> Required work: Return each line of the records holding the string "показали".

:: Dataset records

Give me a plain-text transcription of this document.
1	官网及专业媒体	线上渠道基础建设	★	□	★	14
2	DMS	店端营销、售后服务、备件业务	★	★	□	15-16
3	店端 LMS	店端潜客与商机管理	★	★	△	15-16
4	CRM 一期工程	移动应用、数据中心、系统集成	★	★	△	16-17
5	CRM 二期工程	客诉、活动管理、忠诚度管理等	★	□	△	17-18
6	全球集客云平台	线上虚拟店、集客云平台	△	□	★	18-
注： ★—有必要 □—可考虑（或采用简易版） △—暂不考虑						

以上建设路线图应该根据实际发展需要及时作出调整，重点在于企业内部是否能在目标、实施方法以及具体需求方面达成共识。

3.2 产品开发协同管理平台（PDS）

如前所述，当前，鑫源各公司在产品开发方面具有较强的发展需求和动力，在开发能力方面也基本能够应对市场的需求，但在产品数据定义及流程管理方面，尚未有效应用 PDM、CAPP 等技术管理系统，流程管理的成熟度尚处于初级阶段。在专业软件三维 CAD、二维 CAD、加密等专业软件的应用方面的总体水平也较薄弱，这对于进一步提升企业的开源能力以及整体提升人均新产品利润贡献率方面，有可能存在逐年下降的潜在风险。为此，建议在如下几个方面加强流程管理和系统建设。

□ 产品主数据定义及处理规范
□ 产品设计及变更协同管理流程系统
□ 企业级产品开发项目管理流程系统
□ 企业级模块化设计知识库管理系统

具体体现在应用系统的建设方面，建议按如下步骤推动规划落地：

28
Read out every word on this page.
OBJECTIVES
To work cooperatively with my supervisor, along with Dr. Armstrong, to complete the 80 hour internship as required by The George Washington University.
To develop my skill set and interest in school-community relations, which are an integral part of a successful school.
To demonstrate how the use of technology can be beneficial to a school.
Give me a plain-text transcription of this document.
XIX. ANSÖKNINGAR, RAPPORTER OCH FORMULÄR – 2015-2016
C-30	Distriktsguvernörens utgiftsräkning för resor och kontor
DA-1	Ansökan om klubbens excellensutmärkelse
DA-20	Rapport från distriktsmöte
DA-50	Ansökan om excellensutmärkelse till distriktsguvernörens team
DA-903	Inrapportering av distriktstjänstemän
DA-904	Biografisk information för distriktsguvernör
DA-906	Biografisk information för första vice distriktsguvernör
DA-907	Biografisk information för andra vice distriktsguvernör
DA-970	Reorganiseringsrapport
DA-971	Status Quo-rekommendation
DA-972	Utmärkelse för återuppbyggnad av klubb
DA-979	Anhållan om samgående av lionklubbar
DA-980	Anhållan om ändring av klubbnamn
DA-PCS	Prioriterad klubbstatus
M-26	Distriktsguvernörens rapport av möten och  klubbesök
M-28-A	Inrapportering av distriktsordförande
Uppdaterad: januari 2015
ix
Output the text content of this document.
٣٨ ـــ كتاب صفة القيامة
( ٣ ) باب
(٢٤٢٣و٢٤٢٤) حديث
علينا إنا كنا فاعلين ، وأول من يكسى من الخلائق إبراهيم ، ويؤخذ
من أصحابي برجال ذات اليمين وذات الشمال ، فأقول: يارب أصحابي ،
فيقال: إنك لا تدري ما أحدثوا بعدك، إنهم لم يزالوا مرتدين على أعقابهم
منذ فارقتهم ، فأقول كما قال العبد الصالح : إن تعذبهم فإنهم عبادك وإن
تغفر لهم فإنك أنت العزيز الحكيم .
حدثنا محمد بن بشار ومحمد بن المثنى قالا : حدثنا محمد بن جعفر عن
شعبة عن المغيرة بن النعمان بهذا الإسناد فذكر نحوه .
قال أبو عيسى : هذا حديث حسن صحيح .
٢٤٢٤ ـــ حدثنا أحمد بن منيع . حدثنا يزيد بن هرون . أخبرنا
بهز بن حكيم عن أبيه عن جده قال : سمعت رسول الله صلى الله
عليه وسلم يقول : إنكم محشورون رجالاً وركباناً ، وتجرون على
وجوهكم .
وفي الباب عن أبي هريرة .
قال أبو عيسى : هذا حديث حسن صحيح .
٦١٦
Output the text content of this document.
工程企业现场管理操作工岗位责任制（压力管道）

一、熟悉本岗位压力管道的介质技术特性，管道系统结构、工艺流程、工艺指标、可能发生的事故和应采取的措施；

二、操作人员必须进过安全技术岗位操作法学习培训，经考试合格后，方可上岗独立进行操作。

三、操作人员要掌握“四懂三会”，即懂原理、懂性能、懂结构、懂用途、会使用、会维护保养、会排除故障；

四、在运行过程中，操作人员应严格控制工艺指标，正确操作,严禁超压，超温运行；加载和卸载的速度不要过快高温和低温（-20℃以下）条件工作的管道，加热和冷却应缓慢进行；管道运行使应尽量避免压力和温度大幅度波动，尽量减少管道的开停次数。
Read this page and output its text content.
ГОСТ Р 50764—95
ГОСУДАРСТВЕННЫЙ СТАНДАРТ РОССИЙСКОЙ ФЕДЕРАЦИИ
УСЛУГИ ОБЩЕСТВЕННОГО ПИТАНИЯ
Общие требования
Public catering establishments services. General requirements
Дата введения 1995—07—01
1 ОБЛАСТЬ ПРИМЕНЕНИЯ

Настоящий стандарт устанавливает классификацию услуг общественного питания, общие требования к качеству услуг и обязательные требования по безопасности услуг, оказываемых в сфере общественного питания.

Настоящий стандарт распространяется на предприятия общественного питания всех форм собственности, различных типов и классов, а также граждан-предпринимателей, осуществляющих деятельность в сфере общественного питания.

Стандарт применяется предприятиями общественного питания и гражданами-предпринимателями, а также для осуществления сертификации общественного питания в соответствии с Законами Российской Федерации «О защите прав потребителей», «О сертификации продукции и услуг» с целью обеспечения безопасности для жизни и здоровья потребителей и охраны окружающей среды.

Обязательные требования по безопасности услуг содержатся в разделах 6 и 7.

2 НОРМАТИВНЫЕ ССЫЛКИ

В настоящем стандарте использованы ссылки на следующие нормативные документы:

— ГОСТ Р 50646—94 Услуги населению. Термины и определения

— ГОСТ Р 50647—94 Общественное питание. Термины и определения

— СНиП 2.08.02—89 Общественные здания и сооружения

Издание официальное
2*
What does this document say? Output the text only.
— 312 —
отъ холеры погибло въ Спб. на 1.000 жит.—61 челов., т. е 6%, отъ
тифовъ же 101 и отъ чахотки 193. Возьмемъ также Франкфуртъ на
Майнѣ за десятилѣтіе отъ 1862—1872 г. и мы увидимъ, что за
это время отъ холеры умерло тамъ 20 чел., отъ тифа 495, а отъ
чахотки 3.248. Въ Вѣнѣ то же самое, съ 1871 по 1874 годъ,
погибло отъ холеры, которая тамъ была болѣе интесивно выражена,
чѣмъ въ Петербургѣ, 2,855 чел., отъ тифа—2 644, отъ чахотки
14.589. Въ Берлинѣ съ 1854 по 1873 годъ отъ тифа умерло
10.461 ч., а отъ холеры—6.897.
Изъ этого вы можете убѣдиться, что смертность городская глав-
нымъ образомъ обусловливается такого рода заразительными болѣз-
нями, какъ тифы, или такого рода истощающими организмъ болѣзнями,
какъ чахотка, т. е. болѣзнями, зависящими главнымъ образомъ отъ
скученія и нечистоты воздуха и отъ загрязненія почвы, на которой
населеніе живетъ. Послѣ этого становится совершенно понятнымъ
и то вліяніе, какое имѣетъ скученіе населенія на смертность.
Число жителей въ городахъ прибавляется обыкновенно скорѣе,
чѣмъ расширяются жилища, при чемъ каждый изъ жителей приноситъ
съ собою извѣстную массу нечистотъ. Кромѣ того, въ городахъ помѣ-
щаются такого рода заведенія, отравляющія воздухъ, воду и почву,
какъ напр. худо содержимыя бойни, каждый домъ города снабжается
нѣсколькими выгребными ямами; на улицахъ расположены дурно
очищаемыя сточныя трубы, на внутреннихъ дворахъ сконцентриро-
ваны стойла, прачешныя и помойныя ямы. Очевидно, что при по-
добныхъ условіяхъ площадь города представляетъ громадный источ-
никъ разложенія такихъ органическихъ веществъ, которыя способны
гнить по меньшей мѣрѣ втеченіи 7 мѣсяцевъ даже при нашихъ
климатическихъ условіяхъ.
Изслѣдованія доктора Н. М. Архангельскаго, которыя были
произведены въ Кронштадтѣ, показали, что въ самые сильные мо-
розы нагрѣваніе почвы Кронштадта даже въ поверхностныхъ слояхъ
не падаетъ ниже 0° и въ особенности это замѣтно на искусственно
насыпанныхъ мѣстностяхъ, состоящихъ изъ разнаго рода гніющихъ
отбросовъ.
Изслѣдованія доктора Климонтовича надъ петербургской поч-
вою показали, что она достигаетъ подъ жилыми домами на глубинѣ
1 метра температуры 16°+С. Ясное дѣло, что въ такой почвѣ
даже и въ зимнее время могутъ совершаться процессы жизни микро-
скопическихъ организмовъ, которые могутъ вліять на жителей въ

::::

> Task solution:
произведены въ Кронштадтѣ, показали, что въ самые сильные мо-
вою показали, что она достигаетъ подъ жилыми домами на глубинѣ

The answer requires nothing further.